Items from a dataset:

-=-=-=-=-

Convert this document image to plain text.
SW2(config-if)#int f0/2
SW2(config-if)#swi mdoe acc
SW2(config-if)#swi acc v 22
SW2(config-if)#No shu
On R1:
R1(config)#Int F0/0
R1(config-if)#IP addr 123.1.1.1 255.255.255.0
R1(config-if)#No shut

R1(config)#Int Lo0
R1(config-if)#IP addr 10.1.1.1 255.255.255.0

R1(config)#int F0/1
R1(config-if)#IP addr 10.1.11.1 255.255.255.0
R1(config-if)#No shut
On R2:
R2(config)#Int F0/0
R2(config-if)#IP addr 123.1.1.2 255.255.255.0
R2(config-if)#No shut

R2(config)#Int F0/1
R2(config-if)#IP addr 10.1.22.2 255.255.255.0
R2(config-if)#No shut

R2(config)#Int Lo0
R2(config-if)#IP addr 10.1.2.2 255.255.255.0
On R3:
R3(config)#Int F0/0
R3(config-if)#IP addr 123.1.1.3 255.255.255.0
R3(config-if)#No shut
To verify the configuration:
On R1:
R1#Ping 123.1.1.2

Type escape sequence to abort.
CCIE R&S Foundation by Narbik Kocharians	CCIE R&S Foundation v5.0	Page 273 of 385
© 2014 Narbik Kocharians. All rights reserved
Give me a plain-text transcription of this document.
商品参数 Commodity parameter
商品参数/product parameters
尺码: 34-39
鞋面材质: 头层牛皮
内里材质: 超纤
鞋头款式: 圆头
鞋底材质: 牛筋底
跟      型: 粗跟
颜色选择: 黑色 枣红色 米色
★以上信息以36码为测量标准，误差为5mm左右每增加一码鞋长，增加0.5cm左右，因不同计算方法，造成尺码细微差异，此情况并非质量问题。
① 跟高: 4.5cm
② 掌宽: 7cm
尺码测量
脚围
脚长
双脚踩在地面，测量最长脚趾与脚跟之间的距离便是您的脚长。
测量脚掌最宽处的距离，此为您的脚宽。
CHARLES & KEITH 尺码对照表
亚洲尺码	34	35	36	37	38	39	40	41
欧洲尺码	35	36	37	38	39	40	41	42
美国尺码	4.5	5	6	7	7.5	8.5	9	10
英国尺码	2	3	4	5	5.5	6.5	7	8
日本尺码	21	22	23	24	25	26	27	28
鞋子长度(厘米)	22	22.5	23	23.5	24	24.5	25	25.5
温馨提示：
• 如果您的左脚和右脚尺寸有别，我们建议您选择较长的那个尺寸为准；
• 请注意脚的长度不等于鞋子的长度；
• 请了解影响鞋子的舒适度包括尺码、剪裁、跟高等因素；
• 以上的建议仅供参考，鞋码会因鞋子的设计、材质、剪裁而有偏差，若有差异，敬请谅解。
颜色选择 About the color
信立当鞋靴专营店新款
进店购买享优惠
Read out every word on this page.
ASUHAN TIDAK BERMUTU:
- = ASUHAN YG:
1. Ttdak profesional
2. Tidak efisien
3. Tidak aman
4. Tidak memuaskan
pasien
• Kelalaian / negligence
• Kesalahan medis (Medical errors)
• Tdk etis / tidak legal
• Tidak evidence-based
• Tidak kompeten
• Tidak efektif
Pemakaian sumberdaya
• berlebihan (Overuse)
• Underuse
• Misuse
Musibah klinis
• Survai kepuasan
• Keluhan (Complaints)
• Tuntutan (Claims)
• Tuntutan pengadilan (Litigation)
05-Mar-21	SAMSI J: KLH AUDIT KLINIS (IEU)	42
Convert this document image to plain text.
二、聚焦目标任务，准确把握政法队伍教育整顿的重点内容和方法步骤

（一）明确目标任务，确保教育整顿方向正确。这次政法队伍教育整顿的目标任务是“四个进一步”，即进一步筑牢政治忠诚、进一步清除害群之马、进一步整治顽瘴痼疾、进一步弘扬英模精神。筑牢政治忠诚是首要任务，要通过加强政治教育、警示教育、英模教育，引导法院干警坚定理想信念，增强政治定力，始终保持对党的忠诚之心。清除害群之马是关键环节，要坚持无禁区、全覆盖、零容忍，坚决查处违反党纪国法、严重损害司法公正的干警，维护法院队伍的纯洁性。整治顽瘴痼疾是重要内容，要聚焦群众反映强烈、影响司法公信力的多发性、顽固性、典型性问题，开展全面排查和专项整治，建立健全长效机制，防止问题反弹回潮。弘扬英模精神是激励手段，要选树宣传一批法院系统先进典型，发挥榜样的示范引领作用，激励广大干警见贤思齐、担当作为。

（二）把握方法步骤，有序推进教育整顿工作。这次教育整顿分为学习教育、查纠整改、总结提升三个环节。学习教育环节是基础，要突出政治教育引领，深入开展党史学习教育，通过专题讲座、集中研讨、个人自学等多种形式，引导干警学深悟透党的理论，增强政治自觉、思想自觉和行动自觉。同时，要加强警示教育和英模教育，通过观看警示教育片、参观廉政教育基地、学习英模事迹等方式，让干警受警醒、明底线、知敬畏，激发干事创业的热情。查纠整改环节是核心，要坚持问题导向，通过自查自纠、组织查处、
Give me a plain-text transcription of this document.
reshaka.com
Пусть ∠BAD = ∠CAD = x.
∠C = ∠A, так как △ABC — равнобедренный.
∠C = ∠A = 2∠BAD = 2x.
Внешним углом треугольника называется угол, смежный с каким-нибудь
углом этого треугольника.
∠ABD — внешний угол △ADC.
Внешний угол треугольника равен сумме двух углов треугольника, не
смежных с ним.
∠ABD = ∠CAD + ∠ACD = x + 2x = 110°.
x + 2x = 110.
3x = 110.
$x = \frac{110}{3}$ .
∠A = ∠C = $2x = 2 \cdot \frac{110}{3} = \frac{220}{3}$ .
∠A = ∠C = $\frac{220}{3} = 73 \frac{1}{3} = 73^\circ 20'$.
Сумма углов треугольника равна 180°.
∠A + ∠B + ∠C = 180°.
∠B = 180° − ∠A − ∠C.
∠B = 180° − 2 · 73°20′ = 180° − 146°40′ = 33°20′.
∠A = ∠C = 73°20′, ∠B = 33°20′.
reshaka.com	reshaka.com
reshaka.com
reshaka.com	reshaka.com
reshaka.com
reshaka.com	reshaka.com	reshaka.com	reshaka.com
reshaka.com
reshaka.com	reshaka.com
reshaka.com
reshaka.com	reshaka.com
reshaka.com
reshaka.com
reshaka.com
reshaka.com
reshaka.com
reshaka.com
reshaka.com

-=-=-=-=-

**To be done:** Repeat each record exactly. Omit nothing.

**Task solution:**
Convert this document image to plain text.
SW2(config-if)#int f0/2
SW2(config-if)#swi mdoe acc
SW2(config-if)#swi acc v 22
SW2(config-if)#No shu
On R1:
R1(config)#Int F0/0
R1(config-if)#IP addr 123.1.1.1 255.255.255.0
R1(config-if)#No shut

R1(config)#Int Lo0
R1(config-if)#IP addr 10.1.1.1 255.255.255.0

R1(config)#int F0/1
R1(config-if)#IP addr 10.1.11.1 255.255.255.0
R1(config-if)#No shut
On R2:
R2(config)#Int F0/0
R2(config-if)#IP addr 123.1.1.2 255.255.255.0
R2(config-if)#No shut

R2(config)#Int F0/1
R2(config-if)#IP addr 10.1.22.2 255.255.255.0
R2(config-if)#No shut

R2(config)#Int Lo0
R2(config-if)#IP addr 10.1.2.2 255.255.255.0
On R3:
R3(config)#Int F0/0
R3(config-if)#IP addr 123.1.1.3 255.255.255.0
R3(config-if)#No shut
To verify the configuration:
On R1:
R1#Ping 123.1.1.2

Type escape sequence to abort.
CCIE R&S Foundation by Narbik Kocharians	CCIE R&S Foundation v5.0	Page 273 of 385
© 2014 Narbik Kocharians. All rights reserved
Give me a plain-text transcription of this document.
商品参数 Commodity parameter
商品参数/product parameters
尺码: 34-39
鞋面材质: 头层牛皮
内里材质: 超纤
鞋头款式: 圆头
鞋底材质: 牛筋底
跟      型: 粗跟
颜色选择: 黑色 枣红色 米色
★以上信息以36码为测量标准，误差为5mm左右每增加一码鞋长，增加0.5cm左右，因不同计算方法，造成尺码细微差异，此情况并非质量问题。
① 跟高: 4.5cm
② 掌宽: 7cm
尺码测量
脚围
脚长
双脚踩在地面，测量最长脚趾与脚跟之间的距离便是您的脚长。
测量脚掌最宽处的距离，此为您的脚宽。
CHARLES & KEITH 尺码对照表
亚洲尺码	34	35	36	37	38	39	40	41
欧洲尺码	35	36	37	38	39	40	41	42
美国尺码	4.5	5	6	7	7.5	8.5	9	10
英国尺码	2	3	4	5	5.5	6.5	7	8
日本尺码	21	22	23	24	25	26	27	28
鞋子长度(厘米)	22	22.5	23	23.5	24	24.5	25	25.5
温馨提示：
• 如果您的左脚和右脚尺寸有别，我们建议您选择较长的那个尺寸为准；
• 请注意脚的长度不等于鞋子的长度；
• 请了解影响鞋子的舒适度包括尺码、剪裁、跟高等因素；
• 以上的建议仅供参考，鞋码会因鞋子的设计、材质、剪裁而有偏差，若有差异，敬请谅解。
颜色选择 About the color
信立当鞋靴专营店新款
进店购买享优惠
Read out every word on this page.
ASUHAN TIDAK BERMUTU:
- = ASUHAN YG:
1. Ttdak profesional
2. Tidak efisien
3. Tidak aman
4. Tidak memuaskan
pasien
• Kelalaian / negligence
• Kesalahan medis (Medical errors)
• Tdk etis / tidak legal
• Tidak evidence-based
• Tidak kompeten
• Tidak efektif
Pemakaian sumberdaya
• berlebihan (Overuse)
• Underuse
• Misuse
Musibah klinis
• Survai kepuasan
• Keluhan (Complaints)
• Tuntutan (Claims)
• Tuntutan pengadilan (Litigation)
05-Mar-21	SAMSI J: KLH AUDIT KLINIS (IEU)	42
Convert this document image to plain text.
二、聚焦目标任务，准确把握政法队伍教育整顿的重点内容和方法步骤

（一）明确目标任务，确保教育整顿方向正确。这次政法队伍教育整顿的目标任务是“四个进一步”，即进一步筑牢政治忠诚、进一步清除害群之马、进一步整治顽瘴痼疾、进一步弘扬英模精神。筑牢政治忠诚是首要任务，要通过加强政治教育、警示教育、英模教育，引导法院干警坚定理想信念，增强政治定力，始终保持对党的忠诚之心。清除害群之马是关键环节，要坚持无禁区、全覆盖、零容忍，坚决查处违反党纪国法、严重损害司法公正的干警，维护法院队伍的纯洁性。整治顽瘴痼疾是重要内容，要聚焦群众反映强烈、影响司法公信力的多发性、顽固性、典型性问题，开展全面排查和专项整治，建立健全长效机制，防止问题反弹回潮。弘扬英模精神是激励手段，要选树宣传一批法院系统先进典型，发挥榜样的示范引领作用，激励广大干警见贤思齐、担当作为。

（二）把握方法步骤，有序推进教育整顿工作。这次教育整顿分为学习教育、查纠整改、总结提升三个环节。学习教育环节是基础，要突出政治教育引领，深入开展党史学习教育，通过专题讲座、集中研讨、个人自学等多种形式，引导干警学深悟透党的理论，增强政治自觉、思想自觉和行动自觉。同时，要加强警示教育和英模教育，通过观看警示教育片、参观廉政教育基地、学习英模事迹等方式，让干警受警醒、明底线、知敬畏，激发干事创业的热情。查纠整改环节是核心，要坚持问题导向，通过自查自纠、组织查处、
Give me a plain-text transcription of this document.
reshaka.com
Пусть ∠BAD = ∠CAD = x.
∠C = ∠A, так как △ABC — равнобедренный.
∠C = ∠A = 2∠BAD = 2x.
Внешним углом треугольника называется угол, смежный с каким-нибудь
углом этого треугольника.
∠ABD — внешний угол △ADC.
Внешний угол треугольника равен сумме двух углов треугольника, не
смежных с ним.
∠ABD = ∠CAD + ∠ACD = x + 2x = 110°.
x + 2x = 110.
3x = 110.
$x = \frac{110}{3}$ .
∠A = ∠C = $2x = 2 \cdot \frac{110}{3} = \frac{220}{3}$ .
∠A = ∠C = $\frac{220}{3} = 73 \frac{1}{3} = 73^\circ 20'$.
Сумма углов треугольника равна 180°.
∠A + ∠B + ∠C = 180°.
∠B = 180° − ∠A − ∠C.
∠B = 180° − 2 · 73°20′ = 180° − 146°40′ = 33°20′.
∠A = ∠C = 73°20′, ∠B = 33°20′.
reshaka.com	reshaka.com
reshaka.com
reshaka.com	reshaka.com
reshaka.com
reshaka.com	reshaka.com	reshaka.com	reshaka.com
reshaka.com
reshaka.com	reshaka.com
reshaka.com
reshaka.com	reshaka.com
reshaka.com
reshaka.com
reshaka.com
reshaka.com
reshaka.com
reshaka.com
reshaka.com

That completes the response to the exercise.